06 febbraio, 2009
PROMEMORIA 6 febbraio 1853 La rivolta di Milano
La rivolta di Milano.
Domenica 6 febbraio 1853, alle ore 16,45 scoppia a Milano un’insurrezione popolare anti-austriaca.
Il giorno fu scelto, dal Comitato Rivoluzionario organizzatore (Piolti, capo civile; Brizi, capo militare; Fronti, logistica; Vigorelli, cassiere), perché era l’ultima domenica di carnevale e gli insorti contavano, di conseguenza, che i soldati austriaci in libera uscita si spargessero per le osterie.

▸ **Contenuto del dataset**:
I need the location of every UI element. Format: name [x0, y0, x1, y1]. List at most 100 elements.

▸ **Compiti da svolgere**:
**1)** Rispondi a queste domande sul brano della rivolta di Milano:
(a) A che ora scoppia l'insurrezione?
(b) Chi era il capo militare del Comitato Rivoluzionario?
(c) Perché il comitato scelse quel giorno?
**2)** Prosegui il brano sulla rivolta di Milano, partendo subito dopo l'ultima frase riportata.

▸ **Risposte qui sotto**:
**1)**
(a) Alle ore 16,45.
(b) Brizi.
(c) Era l'ultima domenica di carnevale, e gli insorti contavano che i soldati austriaci in libera uscita si spargessero per le osterie.

**2)**
Armati soltanto di coltelli e pugnali, dato che la mancata collaborazione del comitato militare di Genova (del partito mazziniano) e degli esuli repubblicani in Svizzera, non avevano permesso di far loro arrivare i fucili, un migliaio circa di artigiani e di operai, sul fare della sera, danno audacemente l’assalto alle caserme, ai posti di guardia austriaci, ad ufficiali di passaggio e posti di polizia, confidando anche sulla promessa diserzione delle truppe ungheresi (che non ci fu). Mancò anche l’intervento concordato dal Brizi con un ingegnere del municipio, che aveva ai suoi ordini un centinaio di operai per la manutenzione delle vie, che avrebbero dovuto intervenire – al momento opportuno – coi loro attrezzi a dar man forte nel costruire barricate, dove si era deciso di costruirle, e per tagliare le tubazioni del gas e lasciare la città al buio.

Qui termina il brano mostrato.